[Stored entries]
☆ ☆ ☆ ☆ ☆

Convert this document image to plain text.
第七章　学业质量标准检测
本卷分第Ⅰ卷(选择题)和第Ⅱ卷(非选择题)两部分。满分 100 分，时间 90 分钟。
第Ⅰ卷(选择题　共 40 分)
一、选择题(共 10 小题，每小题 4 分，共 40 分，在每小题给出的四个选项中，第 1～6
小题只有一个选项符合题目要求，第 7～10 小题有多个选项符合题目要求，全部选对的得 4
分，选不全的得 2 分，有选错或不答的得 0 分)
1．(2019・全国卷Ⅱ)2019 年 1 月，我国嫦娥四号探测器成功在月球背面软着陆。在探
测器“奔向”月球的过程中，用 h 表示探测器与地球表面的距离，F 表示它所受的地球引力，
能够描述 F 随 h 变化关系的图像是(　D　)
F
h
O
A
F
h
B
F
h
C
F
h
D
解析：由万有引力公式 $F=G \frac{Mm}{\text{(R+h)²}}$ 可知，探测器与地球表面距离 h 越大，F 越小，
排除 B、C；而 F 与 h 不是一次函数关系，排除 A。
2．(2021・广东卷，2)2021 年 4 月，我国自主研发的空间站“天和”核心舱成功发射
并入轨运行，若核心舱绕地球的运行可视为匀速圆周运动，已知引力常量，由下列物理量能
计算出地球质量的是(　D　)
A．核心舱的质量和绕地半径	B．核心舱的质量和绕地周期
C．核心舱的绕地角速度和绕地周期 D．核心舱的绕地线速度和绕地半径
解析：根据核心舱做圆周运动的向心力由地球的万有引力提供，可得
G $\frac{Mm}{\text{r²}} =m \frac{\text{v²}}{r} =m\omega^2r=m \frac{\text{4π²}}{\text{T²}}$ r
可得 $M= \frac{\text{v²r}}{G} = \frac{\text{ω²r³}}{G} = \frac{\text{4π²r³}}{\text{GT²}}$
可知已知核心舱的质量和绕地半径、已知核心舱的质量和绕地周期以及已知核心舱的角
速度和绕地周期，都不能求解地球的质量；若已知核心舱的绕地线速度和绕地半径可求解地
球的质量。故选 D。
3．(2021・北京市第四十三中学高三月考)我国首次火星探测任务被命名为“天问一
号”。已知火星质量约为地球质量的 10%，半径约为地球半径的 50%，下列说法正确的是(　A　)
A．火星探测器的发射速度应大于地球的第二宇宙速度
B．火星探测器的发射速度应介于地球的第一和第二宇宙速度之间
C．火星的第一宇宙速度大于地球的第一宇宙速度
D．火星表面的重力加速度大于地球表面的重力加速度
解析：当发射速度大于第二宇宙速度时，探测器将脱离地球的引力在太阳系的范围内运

☆ ☆ ☆ ☆ ☆

**Exercise description**
Extract each line of the material exactly as it stands.

**Task result**
Convert this document image to plain text.
第七章　学业质量标准检测
本卷分第Ⅰ卷(选择题)和第Ⅱ卷(非选择题)两部分。满分 100 分，时间 90 分钟。
第Ⅰ卷(选择题　共 40 分)
一、选择题(共 10 小题，每小题 4 分，共 40 分，在每小题给出的四个选项中，第 1～6
小题只有一个选项符合题目要求，第 7～10 小题有多个选项符合题目要求，全部选对的得 4
分，选不全的得 2 分，有选错或不答的得 0 分)
1．(2019・全国卷Ⅱ)2019 年 1 月，我国嫦娥四号探测器成功在月球背面软着陆。在探
测器“奔向”月球的过程中，用 h 表示探测器与地球表面的距离，F 表示它所受的地球引力，
能够描述 F 随 h 变化关系的图像是(　D　)
F
h
O
A
F
h
B
F
h
C
F
h
D
解析：由万有引力公式 $F=G \frac{Mm}{\text{(R+h)²}}$ 可知，探测器与地球表面距离 h 越大，F 越小，
排除 B、C；而 F 与 h 不是一次函数关系，排除 A。
2．(2021・广东卷，2)2021 年 4 月，我国自主研发的空间站“天和”核心舱成功发射
并入轨运行，若核心舱绕地球的运行可视为匀速圆周运动，已知引力常量，由下列物理量能
计算出地球质量的是(　D　)
A．核心舱的质量和绕地半径	B．核心舱的质量和绕地周期
C．核心舱的绕地角速度和绕地周期 D．核心舱的绕地线速度和绕地半径
解析：根据核心舱做圆周运动的向心力由地球的万有引力提供，可得
G $\frac{Mm}{\text{r²}} =m \frac{\text{v²}}{r} =m\omega^2r=m \frac{\text{4π²}}{\text{T²}}$ r
可得 $M= \frac{\text{v²r}}{G} = \frac{\text{ω²r³}}{G} = \frac{\text{4π²r³}}{\text{GT²}}$
可知已知核心舱的质量和绕地半径、已知核心舱的质量和绕地周期以及已知核心舱的角
速度和绕地周期，都不能求解地球的质量；若已知核心舱的绕地线速度和绕地半径可求解地
球的质量。故选 D。
3．(2021・北京市第四十三中学高三月考)我国首次火星探测任务被命名为“天问一
号”。已知火星质量约为地球质量的 10%，半径约为地球半径的 50%，下列说法正确的是(　A　)
A．火星探测器的发射速度应大于地球的第二宇宙速度
B．火星探测器的发射速度应介于地球的第一和第二宇宙速度之间
C．火星的第一宇宙速度大于地球的第一宇宙速度
D．火星表面的重力加速度大于地球表面的重力加速度
解析：当发射速度大于第二宇宙速度时，探测器将脱离地球的引力在太阳系的范围内运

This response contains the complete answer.